Copy out every line of the listing below, reproducing each one character for character without changing anything.
———
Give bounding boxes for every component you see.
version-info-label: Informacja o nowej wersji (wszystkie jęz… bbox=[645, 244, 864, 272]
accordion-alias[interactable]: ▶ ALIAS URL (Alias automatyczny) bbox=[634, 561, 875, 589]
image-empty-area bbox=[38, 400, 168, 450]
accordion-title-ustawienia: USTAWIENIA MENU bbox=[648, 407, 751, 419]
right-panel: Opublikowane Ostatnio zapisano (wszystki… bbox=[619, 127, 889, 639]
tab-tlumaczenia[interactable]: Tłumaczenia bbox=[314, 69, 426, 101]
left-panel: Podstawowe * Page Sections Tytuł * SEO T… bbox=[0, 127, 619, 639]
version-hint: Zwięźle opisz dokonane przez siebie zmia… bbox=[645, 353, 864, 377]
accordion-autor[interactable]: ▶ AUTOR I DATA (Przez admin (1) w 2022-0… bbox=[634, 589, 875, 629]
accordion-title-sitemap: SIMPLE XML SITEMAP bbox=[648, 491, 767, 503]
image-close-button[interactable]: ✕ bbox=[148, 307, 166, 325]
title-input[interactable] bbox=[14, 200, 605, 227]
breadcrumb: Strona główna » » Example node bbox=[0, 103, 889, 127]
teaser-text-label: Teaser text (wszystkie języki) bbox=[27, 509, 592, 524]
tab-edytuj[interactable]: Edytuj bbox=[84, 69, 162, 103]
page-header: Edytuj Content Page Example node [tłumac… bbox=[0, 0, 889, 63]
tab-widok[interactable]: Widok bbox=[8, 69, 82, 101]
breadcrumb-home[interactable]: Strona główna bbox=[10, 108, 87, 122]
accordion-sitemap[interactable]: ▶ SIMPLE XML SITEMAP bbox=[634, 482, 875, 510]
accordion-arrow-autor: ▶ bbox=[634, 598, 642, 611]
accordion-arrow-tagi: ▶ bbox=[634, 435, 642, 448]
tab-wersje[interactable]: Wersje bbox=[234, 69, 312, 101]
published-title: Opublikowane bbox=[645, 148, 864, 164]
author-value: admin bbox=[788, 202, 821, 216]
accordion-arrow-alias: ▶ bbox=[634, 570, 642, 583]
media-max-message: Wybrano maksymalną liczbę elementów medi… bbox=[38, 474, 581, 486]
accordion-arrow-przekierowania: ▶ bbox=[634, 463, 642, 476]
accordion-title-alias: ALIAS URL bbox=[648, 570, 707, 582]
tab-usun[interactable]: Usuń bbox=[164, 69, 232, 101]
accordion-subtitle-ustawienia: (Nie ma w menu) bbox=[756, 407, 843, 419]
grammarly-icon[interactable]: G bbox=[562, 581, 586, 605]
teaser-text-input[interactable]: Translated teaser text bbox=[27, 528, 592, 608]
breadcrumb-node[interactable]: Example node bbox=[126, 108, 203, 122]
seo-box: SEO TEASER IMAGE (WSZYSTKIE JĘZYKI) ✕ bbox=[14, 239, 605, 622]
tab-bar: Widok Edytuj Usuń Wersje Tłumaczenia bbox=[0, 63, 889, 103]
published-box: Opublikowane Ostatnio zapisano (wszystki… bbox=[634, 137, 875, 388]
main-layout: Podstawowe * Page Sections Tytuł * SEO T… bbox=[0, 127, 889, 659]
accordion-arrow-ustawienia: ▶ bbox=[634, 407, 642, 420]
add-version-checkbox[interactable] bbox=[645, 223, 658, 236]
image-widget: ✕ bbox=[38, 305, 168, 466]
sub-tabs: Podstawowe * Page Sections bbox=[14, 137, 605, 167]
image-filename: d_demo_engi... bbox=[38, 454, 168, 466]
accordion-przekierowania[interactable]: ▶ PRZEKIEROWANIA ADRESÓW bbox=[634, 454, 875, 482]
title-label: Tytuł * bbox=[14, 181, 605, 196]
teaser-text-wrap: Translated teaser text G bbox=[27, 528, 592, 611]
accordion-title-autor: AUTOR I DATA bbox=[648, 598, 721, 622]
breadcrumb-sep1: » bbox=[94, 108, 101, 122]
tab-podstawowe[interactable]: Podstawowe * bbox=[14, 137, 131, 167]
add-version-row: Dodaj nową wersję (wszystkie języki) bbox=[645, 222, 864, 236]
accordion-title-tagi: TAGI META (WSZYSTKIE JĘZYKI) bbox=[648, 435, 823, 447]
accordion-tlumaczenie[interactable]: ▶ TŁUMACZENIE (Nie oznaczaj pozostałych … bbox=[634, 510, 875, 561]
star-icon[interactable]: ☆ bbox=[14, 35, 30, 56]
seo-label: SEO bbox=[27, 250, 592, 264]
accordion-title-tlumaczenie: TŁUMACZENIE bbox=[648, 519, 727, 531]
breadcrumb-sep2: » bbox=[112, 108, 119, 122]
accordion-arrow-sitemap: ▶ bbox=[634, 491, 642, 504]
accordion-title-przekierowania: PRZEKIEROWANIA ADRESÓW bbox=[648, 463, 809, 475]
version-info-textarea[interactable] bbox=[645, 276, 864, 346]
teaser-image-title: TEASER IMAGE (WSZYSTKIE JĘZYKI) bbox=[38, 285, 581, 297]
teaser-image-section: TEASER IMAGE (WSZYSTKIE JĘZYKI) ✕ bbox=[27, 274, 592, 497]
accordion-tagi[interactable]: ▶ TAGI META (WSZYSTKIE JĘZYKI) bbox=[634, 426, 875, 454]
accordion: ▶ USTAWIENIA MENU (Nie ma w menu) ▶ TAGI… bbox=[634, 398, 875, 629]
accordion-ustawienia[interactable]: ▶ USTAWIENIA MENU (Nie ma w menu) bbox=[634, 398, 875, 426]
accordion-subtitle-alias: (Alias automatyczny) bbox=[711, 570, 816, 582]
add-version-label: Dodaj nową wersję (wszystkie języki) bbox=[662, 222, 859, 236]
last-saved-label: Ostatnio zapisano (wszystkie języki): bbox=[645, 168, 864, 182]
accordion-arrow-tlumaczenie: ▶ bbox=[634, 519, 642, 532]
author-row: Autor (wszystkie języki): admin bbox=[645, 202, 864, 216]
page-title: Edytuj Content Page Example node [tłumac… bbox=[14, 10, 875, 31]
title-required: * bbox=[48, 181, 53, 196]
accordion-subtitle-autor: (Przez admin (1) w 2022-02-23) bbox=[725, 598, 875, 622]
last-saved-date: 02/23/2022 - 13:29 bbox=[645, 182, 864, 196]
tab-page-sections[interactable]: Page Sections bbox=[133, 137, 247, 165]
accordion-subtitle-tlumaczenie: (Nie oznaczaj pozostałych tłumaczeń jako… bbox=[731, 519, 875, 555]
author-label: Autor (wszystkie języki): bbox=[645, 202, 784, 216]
———
Exercise output »
Give bounding boxes for every component you see.
version-info-label: Informacja o nowej wersji (wszystkie jęz… bbox=[645, 244, 864, 272]
accordion-alias[interactable]: ▶ ALIAS URL (Alias automatyczny) bbox=[634, 561, 875, 589]
image-empty-area bbox=[38, 400, 168, 450]
accordion-title-ustawienia: USTAWIENIA MENU bbox=[648, 407, 751, 419]
right-panel: Opublikowane Ostatnio zapisano (wszystki… bbox=[619, 127, 889, 639]
tab-tlumaczenia[interactable]: Tłumaczenia bbox=[314, 69, 426, 101]
left-panel: Podstawowe * Page Sections Tytuł * SEO T… bbox=[0, 127, 619, 639]
version-hint: Zwięźle opisz dokonane przez siebie zmia… bbox=[645, 353, 864, 377]
accordion-autor[interactable]: ▶ AUTOR I DATA (Przez admin (1) w 2022-0… bbox=[634, 589, 875, 629]
accordion-title-sitemap: SIMPLE XML SITEMAP bbox=[648, 491, 767, 503]
image-close-button[interactable]: ✕ bbox=[148, 307, 166, 325]
title-input[interactable] bbox=[14, 200, 605, 227]
breadcrumb: Strona główna » » Example node bbox=[0, 103, 889, 127]
teaser-text-label: Teaser text (wszystkie języki) bbox=[27, 509, 592, 524]
tab-edytuj[interactable]: Edytuj bbox=[84, 69, 162, 103]
page-header: Edytuj Content Page Example node [tłumac… bbox=[0, 0, 889, 63]
tab-widok[interactable]: Widok bbox=[8, 69, 82, 101]
breadcrumb-home[interactable]: Strona główna bbox=[10, 108, 87, 122]
accordion-sitemap[interactable]: ▶ SIMPLE XML SITEMAP bbox=[634, 482, 875, 510]
accordion-arrow-autor: ▶ bbox=[634, 598, 642, 611]
accordion-arrow-tagi: ▶ bbox=[634, 435, 642, 448]
tab-wersje[interactable]: Wersje bbox=[234, 69, 312, 101]
published-title: Opublikowane bbox=[645, 148, 864, 164]
author-value: admin bbox=[788, 202, 821, 216]
accordion-arrow-alias: ▶ bbox=[634, 570, 642, 583]
media-max-message: Wybrano maksymalną liczbę elementów medi… bbox=[38, 474, 581, 486]
accordion-arrow-przekierowania: ▶ bbox=[634, 463, 642, 476]
accordion-title-alias: ALIAS URL bbox=[648, 570, 707, 582]
tab-usun[interactable]: Usuń bbox=[164, 69, 232, 101]
accordion-subtitle-ustawienia: (Nie ma w menu) bbox=[756, 407, 843, 419]
grammarly-icon[interactable]: G bbox=[562, 581, 586, 605]
teaser-text-input[interactable]: Translated teaser text bbox=[27, 528, 592, 608]
breadcrumb-node[interactable]: Example node bbox=[126, 108, 203, 122]
seo-box: SEO TEASER IMAGE (WSZYSTKIE JĘZYKI) ✕ bbox=[14, 239, 605, 622]
tab-bar: Widok Edytuj Usuń Wersje Tłumaczenia bbox=[0, 63, 889, 103]
published-box: Opublikowane Ostatnio zapisano (wszystki… bbox=[634, 137, 875, 388]
main-layout: Podstawowe * Page Sections Tytuł * SEO T… bbox=[0, 127, 889, 659]
accordion-arrow-ustawienia: ▶ bbox=[634, 407, 642, 420]
add-version-checkbox[interactable] bbox=[645, 223, 658, 236]
image-widget: ✕ bbox=[38, 305, 168, 466]
sub-tabs: Podstawowe * Page Sections bbox=[14, 137, 605, 167]
image-filename: d_demo_engi... bbox=[38, 454, 168, 466]
accordion-przekierowania[interactable]: ▶ PRZEKIEROWANIA ADRESÓW bbox=[634, 454, 875, 482]
title-label: Tytuł * bbox=[14, 181, 605, 196]
teaser-text-wrap: Translated teaser text G bbox=[27, 528, 592, 611]
accordion-title-autor: AUTOR I DATA bbox=[648, 598, 721, 622]
breadcrumb-sep1: » bbox=[94, 108, 101, 122]
tab-podstawowe[interactable]: Podstawowe * bbox=[14, 137, 131, 167]
add-version-row: Dodaj nową wersję (wszystkie języki) bbox=[645, 222, 864, 236]
accordion-title-tagi: TAGI META (WSZYSTKIE JĘZYKI) bbox=[648, 435, 823, 447]
accordion-tlumaczenie[interactable]: ▶ TŁUMACZENIE (Nie oznaczaj pozostałych … bbox=[634, 510, 875, 561]
star-icon[interactable]: ☆ bbox=[14, 35, 30, 56]
seo-label: SEO bbox=[27, 250, 592, 264]
accordion-title-tlumaczenie: TŁUMACZENIE bbox=[648, 519, 727, 531]
breadcrumb-sep2: » bbox=[112, 108, 119, 122]
accordion-arrow-sitemap: ▶ bbox=[634, 491, 642, 504]
accordion-title-przekierowania: PRZEKIEROWANIA ADRESÓW bbox=[648, 463, 809, 475]
version-info-textarea[interactable] bbox=[645, 276, 864, 346]
teaser-image-title: TEASER IMAGE (WSZYSTKIE JĘZYKI) bbox=[38, 285, 581, 297]
teaser-image-section: TEASER IMAGE (WSZYSTKIE JĘZYKI) ✕ bbox=[27, 274, 592, 497]
accordion-tagi[interactable]: ▶ TAGI META (WSZYSTKIE JĘZYKI) bbox=[634, 426, 875, 454]
accordion: ▶ USTAWIENIA MENU (Nie ma w menu) ▶ TAGI… bbox=[634, 398, 875, 629]
accordion-ustawienia[interactable]: ▶ USTAWIENIA MENU (Nie ma w menu) bbox=[634, 398, 875, 426]
accordion-subtitle-alias: (Alias automatyczny) bbox=[711, 570, 816, 582]
add-version-label: Dodaj nową wersję (wszystkie języki) bbox=[662, 222, 859, 236]
last-saved-label: Ostatnio zapisano (wszystkie języki): bbox=[645, 168, 864, 182]
accordion-arrow-tlumaczenie: ▶ bbox=[634, 519, 642, 532]
author-row: Autor (wszystkie języki): admin bbox=[645, 202, 864, 216]
page-title: Edytuj Content Page Example node [tłumac… bbox=[14, 10, 875, 31]
title-required: * bbox=[48, 181, 53, 196]
accordion-subtitle-autor: (Przez admin (1) w 2022-02-23) bbox=[725, 598, 875, 622]
last-saved-date: 02/23/2022 - 13:29 bbox=[645, 182, 864, 196]
tab-page-sections[interactable]: Page Sections bbox=[133, 137, 247, 165]
accordion-subtitle-tlumaczenie: (Nie oznaczaj pozostałych tłumaczeń jako… bbox=[731, 519, 875, 555]
author-label: Autor (wszystkie języki): bbox=[645, 202, 784, 216]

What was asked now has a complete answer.